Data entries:
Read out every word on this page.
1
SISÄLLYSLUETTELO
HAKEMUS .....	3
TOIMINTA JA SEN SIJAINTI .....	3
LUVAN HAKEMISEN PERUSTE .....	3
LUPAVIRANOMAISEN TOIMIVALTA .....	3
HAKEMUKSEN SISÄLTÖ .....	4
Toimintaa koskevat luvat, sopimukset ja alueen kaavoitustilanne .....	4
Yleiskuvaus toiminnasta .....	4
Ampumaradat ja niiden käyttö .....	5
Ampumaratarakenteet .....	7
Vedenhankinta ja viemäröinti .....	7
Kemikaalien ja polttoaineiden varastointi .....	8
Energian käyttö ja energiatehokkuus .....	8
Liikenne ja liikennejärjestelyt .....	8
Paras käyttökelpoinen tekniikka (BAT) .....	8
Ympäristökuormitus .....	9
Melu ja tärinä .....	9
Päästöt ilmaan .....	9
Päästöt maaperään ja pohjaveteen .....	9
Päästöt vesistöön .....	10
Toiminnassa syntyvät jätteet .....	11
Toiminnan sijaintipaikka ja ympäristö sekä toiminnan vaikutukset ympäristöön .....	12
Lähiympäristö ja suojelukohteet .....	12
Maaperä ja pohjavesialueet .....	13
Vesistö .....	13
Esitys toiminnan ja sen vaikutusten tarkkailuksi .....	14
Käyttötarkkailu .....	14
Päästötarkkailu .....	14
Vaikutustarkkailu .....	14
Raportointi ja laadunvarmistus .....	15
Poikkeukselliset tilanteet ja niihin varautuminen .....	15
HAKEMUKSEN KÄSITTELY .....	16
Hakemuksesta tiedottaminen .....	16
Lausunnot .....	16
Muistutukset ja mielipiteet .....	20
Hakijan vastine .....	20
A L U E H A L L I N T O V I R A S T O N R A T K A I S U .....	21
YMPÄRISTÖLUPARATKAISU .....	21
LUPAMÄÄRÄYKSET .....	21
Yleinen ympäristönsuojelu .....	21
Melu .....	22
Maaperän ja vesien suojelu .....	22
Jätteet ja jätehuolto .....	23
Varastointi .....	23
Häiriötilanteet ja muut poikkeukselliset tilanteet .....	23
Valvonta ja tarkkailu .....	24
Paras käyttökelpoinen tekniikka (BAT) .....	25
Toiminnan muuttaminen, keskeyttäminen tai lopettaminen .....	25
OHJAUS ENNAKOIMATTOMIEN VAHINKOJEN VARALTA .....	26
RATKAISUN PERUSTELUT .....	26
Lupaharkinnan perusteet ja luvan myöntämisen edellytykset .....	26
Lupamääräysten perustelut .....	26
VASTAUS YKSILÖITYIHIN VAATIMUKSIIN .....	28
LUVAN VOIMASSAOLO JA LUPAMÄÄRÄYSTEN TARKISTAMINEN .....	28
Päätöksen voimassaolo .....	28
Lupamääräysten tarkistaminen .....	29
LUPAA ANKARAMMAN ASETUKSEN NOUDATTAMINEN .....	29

* * *

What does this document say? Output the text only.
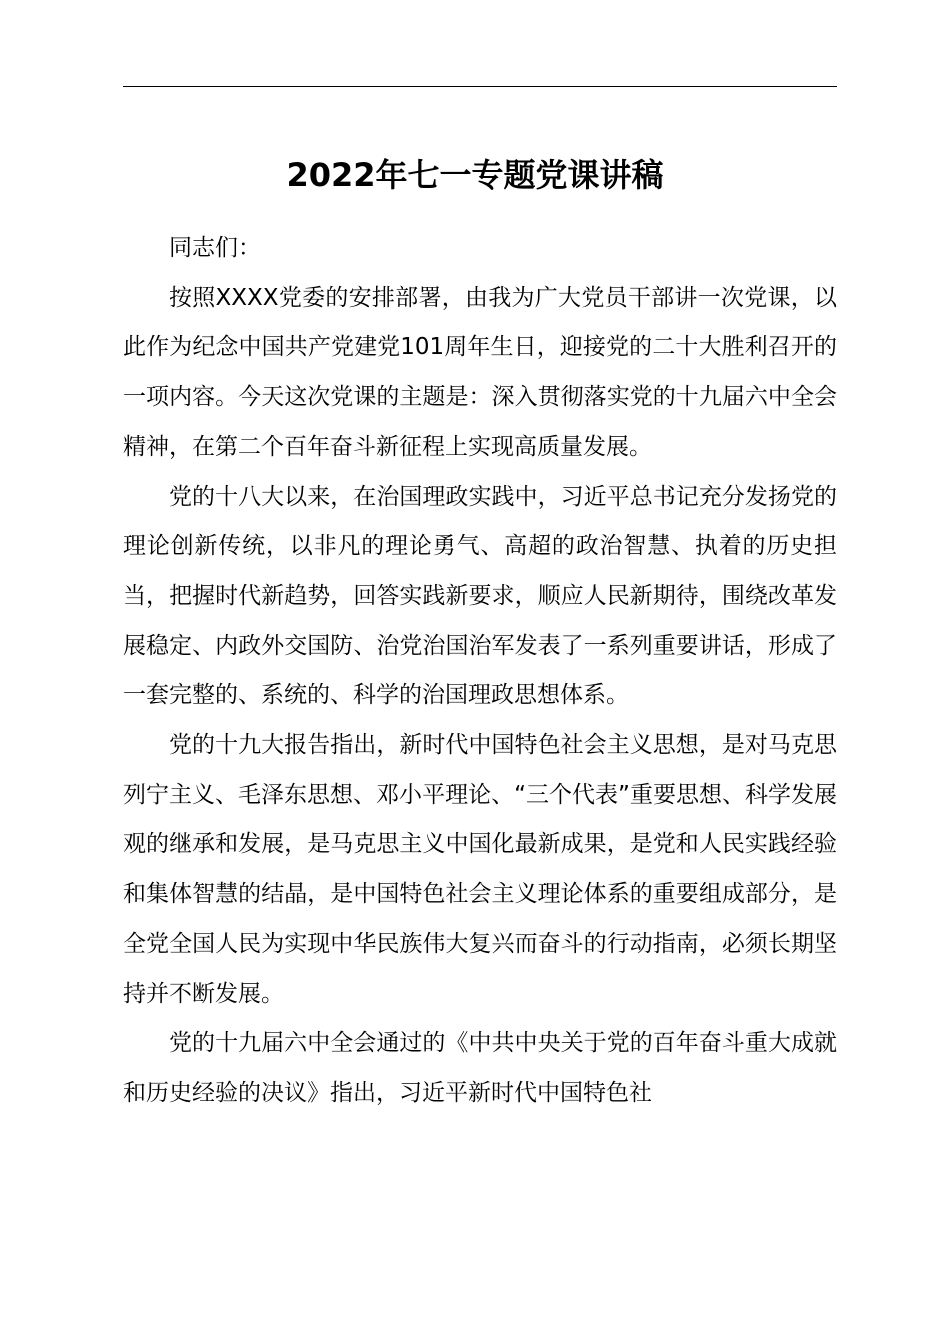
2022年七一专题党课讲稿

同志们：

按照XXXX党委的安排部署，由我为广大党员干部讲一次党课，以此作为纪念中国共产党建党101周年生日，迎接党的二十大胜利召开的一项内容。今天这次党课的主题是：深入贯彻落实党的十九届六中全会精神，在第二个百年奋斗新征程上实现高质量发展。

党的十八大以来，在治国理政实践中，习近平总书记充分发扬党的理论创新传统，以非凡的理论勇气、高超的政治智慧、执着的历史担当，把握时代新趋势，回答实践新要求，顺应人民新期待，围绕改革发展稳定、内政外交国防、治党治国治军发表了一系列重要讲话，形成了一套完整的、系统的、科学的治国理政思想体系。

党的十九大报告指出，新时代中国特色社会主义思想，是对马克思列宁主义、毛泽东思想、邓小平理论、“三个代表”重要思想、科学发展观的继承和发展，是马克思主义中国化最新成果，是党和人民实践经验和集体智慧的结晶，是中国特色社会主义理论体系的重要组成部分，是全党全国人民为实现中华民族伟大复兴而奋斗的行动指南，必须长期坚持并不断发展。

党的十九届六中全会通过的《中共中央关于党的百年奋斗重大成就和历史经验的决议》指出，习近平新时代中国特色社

**Task instructions:** In the material above, find the lines that contain "tekniikka" and show them.

**Task result:**
Paras käyttökelpoinen tekniikka (BAT) .....	8
Paras käyttökelpoinen tekniikka (BAT) .....	25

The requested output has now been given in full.